* _REQUIRED WORK_
Answer these questions about the film review below:
1. Which actor plays Soraya's aunt Zahra?
2. When a man accuses a woman, what must the woman do?
3. What does the reviewer say the opinion of Iran is based on?

* _GIVEN PASSAGE_
· · · ·

Soraya (Mozhan Marno) is unhappily married to the violent Ali (Navid Negahban), who after falling for a 14 year old girl, wants a divorce and to take his two boys away with him. Soraya refuses, as the pitiful support that Ali had offered in return would not be enough to sustain her and their two daughters, whom Ali has no interest in. When Soraya goes to help out the recently widowed Ebrahim (David Diaan) by looking after his house and child, Ali accuses her of adultery, which is a crime punishable by stoning in Iran. Ebrahim is threatened if he doesn't agree with the accusations, and Ali along with the town's mullah (Ali Pourtash), cook up rumours about the infidelity, and eventually Soraya is 'tried' and sentenced to death by stoning. Her aunt Zahra (Shohreh Aghdashloo) campaigns against it but to no avail, and must wait with Soraya while they await the inevitable.
I wouldn't be ruining anything by saying that Soraya is stoned to death towards the end of the film. I mean, the film is called The Stoning Of Soraya M. When it does arrive, it is the most brutal and realistic portrayal of a stoning I've ever seen on screen. Actually, I don't think I've ever seen it done before, but it's a sickening scene that really forces the point home. The film teaches a lot about what some of the laws dictate in Iran and the appalling attitude it has to women. When Soraya is first accused, she is told she must prove her husband wrong. She asks that surely it is down to him to prove that he is right? But she is told that if it was a man that was accused by a woman, then the woman must prove herself right, and when the other way around, it is again down to the woman to prove the man wrong. It is truly a man's world, and women seem to be damned regardless.
I have to mention that I am basing my opinion solely on this film, as I have never been to Iran, and want to make that clear. But amongst all the news reports of women being stoned to death after being raped, and having a child outside of marriage, it doesn't sound like the most liberal, forward-thinking country. It is an appalling state of affairs that in the modern world women would be treated with such disregard.

· · · ·

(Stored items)
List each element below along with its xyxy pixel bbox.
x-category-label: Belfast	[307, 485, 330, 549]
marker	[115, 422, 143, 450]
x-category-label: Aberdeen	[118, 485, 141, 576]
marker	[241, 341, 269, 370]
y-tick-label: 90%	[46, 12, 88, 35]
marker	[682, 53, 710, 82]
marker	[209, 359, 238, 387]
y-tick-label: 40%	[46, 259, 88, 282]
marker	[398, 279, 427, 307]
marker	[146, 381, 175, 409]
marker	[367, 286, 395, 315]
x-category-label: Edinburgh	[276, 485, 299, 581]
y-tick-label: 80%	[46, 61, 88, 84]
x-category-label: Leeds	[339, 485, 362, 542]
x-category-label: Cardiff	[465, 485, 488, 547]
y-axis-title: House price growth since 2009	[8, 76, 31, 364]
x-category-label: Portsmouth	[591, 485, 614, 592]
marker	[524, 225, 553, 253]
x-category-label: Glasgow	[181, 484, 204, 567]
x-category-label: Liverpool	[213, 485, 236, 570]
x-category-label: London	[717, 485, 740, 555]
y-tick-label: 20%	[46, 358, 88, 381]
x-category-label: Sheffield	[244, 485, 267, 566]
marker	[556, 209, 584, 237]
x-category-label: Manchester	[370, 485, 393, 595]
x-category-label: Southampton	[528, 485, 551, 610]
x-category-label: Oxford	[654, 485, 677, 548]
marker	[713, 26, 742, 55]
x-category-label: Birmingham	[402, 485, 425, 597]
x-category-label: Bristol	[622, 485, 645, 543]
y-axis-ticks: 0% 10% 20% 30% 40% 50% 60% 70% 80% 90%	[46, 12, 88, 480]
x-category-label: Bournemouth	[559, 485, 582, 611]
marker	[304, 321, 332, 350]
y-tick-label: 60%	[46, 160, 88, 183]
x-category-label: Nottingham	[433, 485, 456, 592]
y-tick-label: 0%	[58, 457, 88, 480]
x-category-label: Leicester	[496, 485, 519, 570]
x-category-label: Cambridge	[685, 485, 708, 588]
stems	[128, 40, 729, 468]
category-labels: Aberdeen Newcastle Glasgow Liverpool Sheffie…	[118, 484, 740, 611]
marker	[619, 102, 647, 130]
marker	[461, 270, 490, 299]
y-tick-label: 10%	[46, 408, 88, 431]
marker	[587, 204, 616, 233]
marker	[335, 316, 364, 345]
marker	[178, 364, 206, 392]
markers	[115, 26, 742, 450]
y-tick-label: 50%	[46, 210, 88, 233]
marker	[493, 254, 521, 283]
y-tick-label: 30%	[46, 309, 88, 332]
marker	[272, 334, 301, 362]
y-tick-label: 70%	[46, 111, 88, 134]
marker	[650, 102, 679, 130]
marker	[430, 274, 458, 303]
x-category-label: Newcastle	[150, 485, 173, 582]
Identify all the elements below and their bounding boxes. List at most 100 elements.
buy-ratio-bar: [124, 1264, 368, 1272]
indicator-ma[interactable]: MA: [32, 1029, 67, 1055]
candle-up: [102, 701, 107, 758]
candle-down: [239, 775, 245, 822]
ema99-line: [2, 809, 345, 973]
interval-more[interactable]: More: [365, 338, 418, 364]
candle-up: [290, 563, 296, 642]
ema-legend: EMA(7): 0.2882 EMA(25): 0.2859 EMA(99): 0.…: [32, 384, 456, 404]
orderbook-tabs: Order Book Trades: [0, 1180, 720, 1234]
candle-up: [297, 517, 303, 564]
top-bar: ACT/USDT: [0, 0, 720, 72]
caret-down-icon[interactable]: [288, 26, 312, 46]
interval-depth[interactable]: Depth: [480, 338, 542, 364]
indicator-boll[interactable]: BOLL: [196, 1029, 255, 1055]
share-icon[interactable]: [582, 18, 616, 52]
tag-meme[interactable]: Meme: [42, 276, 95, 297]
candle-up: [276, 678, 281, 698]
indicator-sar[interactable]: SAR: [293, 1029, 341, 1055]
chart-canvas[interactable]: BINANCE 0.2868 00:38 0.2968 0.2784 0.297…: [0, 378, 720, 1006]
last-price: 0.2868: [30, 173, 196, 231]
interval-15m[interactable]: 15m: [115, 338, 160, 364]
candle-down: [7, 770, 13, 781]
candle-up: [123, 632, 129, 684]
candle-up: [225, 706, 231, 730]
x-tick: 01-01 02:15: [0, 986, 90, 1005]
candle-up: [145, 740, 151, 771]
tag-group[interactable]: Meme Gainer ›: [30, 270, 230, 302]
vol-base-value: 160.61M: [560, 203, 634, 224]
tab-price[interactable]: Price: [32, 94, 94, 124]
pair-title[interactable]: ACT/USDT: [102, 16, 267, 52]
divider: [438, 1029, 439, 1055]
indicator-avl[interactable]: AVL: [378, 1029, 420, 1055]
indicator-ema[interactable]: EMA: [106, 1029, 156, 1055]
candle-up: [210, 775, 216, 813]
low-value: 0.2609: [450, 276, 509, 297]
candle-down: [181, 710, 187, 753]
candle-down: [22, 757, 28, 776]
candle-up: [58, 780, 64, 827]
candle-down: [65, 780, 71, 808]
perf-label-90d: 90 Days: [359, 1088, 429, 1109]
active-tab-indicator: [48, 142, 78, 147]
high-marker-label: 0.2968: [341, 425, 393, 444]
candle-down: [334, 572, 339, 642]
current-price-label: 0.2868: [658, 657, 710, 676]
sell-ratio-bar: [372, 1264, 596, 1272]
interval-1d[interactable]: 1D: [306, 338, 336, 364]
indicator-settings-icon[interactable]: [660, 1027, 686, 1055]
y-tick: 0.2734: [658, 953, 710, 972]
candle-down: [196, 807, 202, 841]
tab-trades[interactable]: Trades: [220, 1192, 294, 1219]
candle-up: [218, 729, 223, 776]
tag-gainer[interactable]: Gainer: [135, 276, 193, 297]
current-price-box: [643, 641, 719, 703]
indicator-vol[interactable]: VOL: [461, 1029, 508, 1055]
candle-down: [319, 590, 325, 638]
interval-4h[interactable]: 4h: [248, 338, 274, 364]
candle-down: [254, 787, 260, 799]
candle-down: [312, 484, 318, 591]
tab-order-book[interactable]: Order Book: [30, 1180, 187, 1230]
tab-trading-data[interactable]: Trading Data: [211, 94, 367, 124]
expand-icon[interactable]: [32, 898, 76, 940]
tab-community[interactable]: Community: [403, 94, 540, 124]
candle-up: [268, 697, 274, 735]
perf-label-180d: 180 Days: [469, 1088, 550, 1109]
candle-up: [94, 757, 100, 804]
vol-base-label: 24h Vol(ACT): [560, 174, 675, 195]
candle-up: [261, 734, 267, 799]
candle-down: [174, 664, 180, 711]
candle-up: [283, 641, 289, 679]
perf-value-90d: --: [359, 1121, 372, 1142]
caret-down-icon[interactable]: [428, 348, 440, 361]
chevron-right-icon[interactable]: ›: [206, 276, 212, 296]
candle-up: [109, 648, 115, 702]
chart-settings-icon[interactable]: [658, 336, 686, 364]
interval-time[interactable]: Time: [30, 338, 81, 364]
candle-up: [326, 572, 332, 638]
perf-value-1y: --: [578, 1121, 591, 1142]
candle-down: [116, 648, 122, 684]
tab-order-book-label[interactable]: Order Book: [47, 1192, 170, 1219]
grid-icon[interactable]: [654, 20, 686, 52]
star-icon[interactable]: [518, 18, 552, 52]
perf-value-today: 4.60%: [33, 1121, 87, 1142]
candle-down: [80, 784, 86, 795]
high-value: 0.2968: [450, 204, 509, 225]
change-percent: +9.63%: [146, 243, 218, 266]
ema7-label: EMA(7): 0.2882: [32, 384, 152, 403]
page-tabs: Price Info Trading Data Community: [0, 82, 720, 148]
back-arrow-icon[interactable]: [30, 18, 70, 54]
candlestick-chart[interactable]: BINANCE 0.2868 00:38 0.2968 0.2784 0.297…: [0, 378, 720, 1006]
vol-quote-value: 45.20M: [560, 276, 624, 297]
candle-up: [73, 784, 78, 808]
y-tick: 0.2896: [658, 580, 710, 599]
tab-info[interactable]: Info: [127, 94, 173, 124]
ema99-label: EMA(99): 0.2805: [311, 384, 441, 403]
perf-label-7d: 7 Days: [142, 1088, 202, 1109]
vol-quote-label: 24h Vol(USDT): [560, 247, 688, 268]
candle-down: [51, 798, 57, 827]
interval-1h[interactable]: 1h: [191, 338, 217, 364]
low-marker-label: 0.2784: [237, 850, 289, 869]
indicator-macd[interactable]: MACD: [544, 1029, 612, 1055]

· · · ·

* _TASK OUTPUT_
1. Shohreh Aghdashloo.
2. She must prove the man wrong.
3. It is based solely on this film, since the reviewer has never been to Iran.